**Written exercise:**
Find the string "title" in the records. Copy every line it appears in.

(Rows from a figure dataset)
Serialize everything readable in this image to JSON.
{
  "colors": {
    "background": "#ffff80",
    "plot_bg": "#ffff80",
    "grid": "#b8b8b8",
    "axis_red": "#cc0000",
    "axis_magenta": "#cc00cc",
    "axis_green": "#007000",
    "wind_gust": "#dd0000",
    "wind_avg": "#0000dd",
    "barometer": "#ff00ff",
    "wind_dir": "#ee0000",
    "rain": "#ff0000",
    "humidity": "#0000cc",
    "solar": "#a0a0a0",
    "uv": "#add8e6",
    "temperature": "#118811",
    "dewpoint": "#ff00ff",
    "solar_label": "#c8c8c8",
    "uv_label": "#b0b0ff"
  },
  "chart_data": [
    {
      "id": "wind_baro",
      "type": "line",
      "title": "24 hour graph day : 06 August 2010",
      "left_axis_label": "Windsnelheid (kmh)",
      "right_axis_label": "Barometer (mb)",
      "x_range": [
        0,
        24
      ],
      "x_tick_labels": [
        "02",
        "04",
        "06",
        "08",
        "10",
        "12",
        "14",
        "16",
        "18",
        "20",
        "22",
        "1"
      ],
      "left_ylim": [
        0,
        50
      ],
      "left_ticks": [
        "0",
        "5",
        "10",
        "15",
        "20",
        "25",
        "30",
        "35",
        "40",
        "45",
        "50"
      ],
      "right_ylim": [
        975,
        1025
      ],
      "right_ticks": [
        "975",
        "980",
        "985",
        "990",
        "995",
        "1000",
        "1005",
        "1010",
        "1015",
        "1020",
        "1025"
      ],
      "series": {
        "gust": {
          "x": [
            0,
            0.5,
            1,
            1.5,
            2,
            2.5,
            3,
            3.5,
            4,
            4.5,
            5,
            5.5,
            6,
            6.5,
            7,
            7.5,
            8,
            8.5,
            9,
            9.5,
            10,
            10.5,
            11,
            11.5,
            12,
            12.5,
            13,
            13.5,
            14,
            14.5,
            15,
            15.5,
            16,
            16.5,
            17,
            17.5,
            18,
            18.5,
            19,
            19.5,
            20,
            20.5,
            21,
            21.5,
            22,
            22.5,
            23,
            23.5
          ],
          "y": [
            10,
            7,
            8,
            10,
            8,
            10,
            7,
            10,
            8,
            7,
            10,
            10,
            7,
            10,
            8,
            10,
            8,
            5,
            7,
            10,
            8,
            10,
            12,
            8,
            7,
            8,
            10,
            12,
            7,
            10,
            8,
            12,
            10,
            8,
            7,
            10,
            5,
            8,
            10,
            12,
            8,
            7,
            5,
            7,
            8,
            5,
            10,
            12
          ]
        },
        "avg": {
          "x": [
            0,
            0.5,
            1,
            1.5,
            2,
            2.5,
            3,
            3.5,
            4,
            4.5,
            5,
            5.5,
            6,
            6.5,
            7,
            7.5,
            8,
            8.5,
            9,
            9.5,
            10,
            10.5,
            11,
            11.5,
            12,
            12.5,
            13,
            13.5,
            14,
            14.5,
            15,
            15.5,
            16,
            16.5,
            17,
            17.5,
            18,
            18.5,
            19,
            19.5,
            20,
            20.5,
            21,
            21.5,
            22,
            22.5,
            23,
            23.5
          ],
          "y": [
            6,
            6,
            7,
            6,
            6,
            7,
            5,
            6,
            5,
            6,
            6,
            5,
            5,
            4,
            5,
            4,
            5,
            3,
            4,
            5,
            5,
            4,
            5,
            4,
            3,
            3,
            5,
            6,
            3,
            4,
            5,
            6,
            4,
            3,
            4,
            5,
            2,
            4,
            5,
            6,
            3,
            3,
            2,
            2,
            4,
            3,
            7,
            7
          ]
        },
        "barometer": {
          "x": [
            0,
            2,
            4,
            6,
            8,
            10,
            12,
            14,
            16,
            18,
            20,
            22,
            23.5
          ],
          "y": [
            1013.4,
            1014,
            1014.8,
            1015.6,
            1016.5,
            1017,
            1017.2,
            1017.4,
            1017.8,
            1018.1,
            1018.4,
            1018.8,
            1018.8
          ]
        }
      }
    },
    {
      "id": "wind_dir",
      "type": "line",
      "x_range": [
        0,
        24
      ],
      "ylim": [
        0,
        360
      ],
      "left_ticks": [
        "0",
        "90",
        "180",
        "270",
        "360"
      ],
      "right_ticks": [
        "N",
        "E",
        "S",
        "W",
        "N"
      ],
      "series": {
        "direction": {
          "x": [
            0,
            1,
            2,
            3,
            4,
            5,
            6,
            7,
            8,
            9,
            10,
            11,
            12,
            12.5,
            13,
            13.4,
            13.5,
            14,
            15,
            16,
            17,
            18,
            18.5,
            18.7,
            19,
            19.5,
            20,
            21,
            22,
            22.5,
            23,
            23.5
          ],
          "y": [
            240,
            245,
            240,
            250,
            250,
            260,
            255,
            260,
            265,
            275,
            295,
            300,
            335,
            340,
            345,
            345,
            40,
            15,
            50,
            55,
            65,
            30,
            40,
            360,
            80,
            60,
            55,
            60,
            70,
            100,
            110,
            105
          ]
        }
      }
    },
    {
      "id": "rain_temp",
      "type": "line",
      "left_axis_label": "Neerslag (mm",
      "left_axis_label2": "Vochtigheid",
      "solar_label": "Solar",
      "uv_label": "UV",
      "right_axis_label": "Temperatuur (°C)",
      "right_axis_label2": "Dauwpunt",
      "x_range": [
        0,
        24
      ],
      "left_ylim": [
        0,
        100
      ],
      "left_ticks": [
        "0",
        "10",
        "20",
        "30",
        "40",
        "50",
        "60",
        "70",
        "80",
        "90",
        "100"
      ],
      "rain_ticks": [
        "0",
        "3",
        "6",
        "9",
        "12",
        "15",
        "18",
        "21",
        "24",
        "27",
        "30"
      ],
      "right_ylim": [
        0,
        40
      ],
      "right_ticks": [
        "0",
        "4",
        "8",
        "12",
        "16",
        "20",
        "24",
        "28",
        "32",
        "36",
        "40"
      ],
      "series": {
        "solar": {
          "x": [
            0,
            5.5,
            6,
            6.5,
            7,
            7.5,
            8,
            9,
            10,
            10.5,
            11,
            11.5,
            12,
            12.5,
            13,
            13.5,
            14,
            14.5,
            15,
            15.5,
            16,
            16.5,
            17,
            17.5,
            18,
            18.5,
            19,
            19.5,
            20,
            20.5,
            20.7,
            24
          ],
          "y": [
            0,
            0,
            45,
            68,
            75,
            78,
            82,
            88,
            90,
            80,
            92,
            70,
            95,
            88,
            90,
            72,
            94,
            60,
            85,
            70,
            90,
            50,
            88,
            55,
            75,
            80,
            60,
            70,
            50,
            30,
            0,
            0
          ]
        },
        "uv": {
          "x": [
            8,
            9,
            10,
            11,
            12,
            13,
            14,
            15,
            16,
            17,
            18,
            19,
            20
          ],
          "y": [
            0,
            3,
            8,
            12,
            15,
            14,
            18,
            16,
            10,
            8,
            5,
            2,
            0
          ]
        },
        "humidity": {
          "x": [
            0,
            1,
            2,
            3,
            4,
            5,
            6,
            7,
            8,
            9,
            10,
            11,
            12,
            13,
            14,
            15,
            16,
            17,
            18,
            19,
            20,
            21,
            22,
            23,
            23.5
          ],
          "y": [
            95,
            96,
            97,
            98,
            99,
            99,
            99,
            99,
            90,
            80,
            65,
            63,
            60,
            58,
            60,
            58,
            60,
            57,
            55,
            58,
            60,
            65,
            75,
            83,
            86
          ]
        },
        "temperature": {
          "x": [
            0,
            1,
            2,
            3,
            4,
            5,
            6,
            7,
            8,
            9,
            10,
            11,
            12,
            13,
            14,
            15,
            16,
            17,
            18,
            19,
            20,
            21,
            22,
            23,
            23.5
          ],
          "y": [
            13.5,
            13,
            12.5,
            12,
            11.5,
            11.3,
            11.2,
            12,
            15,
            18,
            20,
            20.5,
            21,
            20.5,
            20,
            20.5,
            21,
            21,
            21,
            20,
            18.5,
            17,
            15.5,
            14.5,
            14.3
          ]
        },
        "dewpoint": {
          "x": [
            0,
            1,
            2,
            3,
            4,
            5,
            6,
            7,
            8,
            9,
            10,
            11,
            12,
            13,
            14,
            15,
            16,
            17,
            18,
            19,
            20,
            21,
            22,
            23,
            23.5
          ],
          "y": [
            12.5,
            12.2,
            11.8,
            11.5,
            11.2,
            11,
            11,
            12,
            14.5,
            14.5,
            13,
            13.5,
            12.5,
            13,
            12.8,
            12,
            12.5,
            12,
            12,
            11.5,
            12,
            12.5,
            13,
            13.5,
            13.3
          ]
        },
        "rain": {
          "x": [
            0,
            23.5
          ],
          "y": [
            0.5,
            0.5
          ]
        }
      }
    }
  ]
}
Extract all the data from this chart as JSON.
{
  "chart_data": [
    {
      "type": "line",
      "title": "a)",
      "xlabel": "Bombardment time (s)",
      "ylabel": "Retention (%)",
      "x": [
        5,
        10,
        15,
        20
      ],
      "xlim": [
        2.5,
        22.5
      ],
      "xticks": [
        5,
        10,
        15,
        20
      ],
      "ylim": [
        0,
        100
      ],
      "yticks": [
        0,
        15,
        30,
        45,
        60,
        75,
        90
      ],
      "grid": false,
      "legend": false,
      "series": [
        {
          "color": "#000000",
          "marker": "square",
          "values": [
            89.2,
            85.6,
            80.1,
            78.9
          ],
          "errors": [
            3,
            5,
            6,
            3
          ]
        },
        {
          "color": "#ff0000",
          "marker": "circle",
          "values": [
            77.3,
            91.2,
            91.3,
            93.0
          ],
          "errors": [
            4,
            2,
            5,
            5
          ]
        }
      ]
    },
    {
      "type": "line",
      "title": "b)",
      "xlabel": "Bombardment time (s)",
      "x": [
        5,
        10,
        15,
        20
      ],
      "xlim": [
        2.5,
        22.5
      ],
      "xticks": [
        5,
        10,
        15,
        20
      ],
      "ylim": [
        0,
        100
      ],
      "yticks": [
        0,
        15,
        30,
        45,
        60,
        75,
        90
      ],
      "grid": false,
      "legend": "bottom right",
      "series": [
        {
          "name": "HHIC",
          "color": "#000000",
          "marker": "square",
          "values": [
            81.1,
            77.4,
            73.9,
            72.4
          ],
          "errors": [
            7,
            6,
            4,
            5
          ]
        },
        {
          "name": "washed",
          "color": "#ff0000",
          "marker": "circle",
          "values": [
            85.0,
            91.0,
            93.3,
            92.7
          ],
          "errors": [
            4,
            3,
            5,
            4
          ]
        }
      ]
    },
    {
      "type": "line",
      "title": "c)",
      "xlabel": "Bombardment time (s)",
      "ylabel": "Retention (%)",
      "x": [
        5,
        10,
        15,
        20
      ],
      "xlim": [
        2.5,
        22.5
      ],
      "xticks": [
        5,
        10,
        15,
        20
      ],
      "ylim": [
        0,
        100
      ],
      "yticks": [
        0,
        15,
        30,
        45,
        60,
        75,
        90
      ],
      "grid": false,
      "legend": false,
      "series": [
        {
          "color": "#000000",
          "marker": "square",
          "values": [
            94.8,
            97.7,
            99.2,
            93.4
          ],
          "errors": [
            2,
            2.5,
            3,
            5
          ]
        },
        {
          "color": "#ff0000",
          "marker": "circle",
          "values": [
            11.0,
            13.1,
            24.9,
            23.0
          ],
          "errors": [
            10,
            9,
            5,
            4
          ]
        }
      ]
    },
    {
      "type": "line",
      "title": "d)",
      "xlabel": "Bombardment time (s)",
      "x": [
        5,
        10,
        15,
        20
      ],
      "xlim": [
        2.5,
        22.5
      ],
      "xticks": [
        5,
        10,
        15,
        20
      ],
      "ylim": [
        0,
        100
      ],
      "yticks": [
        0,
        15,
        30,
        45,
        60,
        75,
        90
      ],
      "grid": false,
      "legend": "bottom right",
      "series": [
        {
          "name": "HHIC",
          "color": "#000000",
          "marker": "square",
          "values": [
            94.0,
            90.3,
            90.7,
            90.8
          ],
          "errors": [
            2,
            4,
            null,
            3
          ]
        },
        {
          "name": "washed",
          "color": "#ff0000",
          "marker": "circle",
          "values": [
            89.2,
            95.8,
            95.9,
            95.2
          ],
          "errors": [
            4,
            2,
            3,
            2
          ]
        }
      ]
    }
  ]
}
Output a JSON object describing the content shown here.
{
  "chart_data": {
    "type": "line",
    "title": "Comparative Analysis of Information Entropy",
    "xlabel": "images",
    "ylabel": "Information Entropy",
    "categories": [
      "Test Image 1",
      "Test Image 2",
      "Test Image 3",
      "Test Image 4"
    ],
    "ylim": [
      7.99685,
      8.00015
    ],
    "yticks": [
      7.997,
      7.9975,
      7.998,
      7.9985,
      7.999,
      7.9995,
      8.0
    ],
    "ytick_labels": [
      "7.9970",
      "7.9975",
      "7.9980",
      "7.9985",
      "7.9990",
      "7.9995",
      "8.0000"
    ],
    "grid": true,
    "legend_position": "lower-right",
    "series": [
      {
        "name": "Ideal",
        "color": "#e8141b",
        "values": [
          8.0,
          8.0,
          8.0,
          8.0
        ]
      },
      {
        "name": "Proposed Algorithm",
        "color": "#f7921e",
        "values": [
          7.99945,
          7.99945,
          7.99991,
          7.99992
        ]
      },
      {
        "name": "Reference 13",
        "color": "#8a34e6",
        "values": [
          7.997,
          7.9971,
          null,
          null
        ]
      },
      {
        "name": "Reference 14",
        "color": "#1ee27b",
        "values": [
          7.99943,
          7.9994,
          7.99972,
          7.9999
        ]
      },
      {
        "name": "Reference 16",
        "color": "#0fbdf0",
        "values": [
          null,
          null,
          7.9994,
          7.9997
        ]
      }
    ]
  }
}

**Solution for this task:**
      "title": "24 hour graph day : 06 August 2010",
      "title": "a)",
      "title": "b)",
      "title": "c)",
      "title": "d)",
    "title": "Comparative Analysis of Information Entropy",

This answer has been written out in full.